- DATASET RECORDS
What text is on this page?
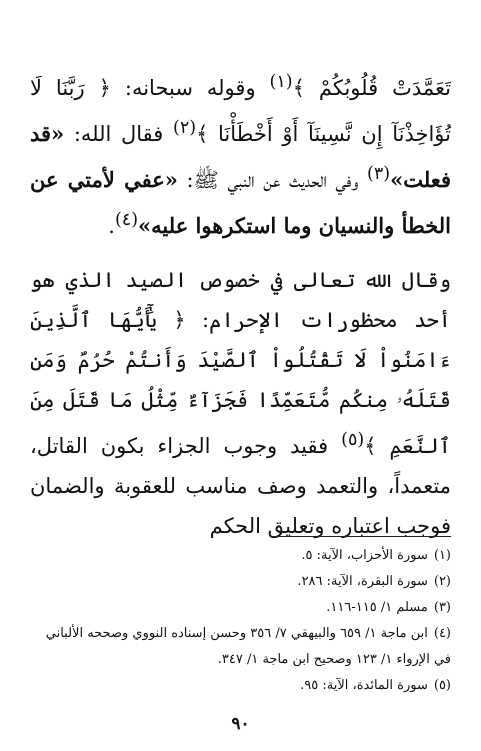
تَعَمَّدَتْ قُلُوبُكُمْ ﴾$^{(١)}$ وقوله سبحانه: ﴿ رَبَّنَا لَا تُؤَاخِذْنَآ إِن نَّسِينَآ أَوْ أَخْطَأْنَا ﴾$^{(٢)}$ فقال الله: «قد فعلت»$^{(٣)}$ وفي الحديث عن النبي ﷺ: «عفي لأمتي عن الخطأ والنسيان وما استكرهوا عليه»$^{(٤)}$.

وقال الله تعالى في خصوص الصيد الذي هو أحد محظورات الإحرام: ﴿ يَٰٓأَيُّهَا ٱلَّذِينَ ءَامَنُواْ لَا تَقْتُلُواْ ٱلصَّيْدَ وَأَنتُمْ حُرُمٌ وَمَن قَتَلَهُۥ مِنكُم مُّتَعَمِّدًا فَجَزَآءٌ مِّثْلُ مَا قَتَلَ مِنَ ٱلنَّعَمِ ﴾$^{(٥)}$ فقيد وجوب الجزاء بكون القاتل، متعمداً، والتعمد وصف مناسب للعقوبة والضمان فوجب اعتباره وتعليق الحكم

(١)سورة الأحزاب، الآية: ٥.

(٢)سورة البقرة، الآية: ٢٨٦.

(٣)مسلم ١/ ١١٥-١١٦.

(٤)ابن ماجة ١/ ٦٥٩ والبيهقي ٧/ ٣٥٦ وحسن إسناده النووي وصححه الألباني في الإرواء ١/ ١٢٣ وصحيح ابن ماجة ١/ ٣٤٧.

(٥)سورة المائدة، الآية: ٩٥.

٩٠
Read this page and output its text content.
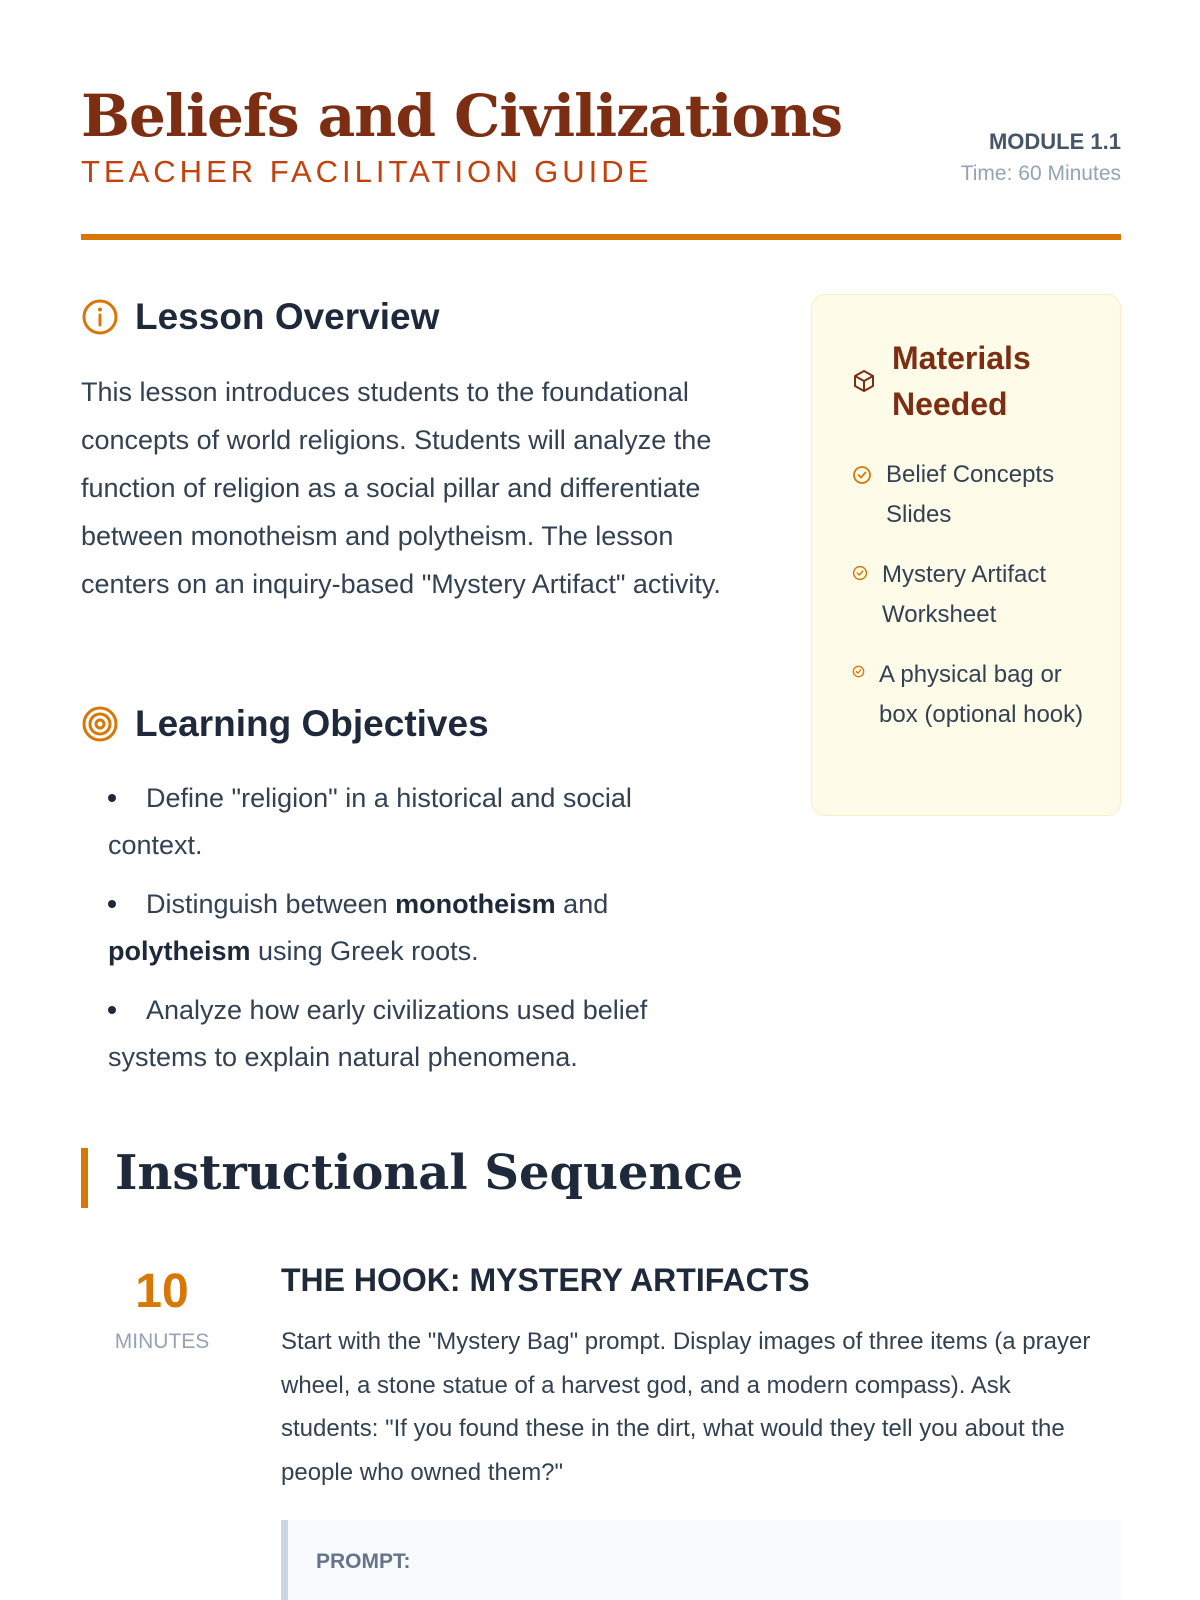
Beliefs and Civilizations
TEACHER FACILITATION GUIDE
MODULE 1.1
Time: 60 Minutes
Lesson Overview

This lesson introduces students to the foundational concepts of world religions. Students will analyze the function of religion as a social pillar and differentiate between monotheism and polytheism. The lesson centers on an inquiry-based "Mystery Artifact" activity.

Learning Objectives
Define "religion" in a historical and social context.
Distinguish between monotheism and polytheism using Greek roots.
Analyze how early civilizations used belief systems to explain natural phenomena.
Materials Needed
Belief Concepts Slides
Mystery Artifact Worksheet
A physical bag or box (optional hook)
Instructional Sequence
10
MINUTES
THE HOOK: MYSTERY ARTIFACTS

Start with the "Mystery Bag" prompt. Display images of three items (a prayer wheel, a stone statue of a harvest god, and a modern compass). Ask students: "If you found these in the dirt, what would they tell you about the people who owned them?"

PROMPT:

- EXERCISE DETAILS
List every line from the entries above in which "religion" appears.

- COMPLETED EXERCISE
This lesson introduces students to the foundational concepts of world religions. Students will analyze the function of religion as a social pillar and differentiate between monotheism and polytheism. The lesson centers on an inquiry-based "Mystery Artifact" activity.
Define "religion" in a historical and social context.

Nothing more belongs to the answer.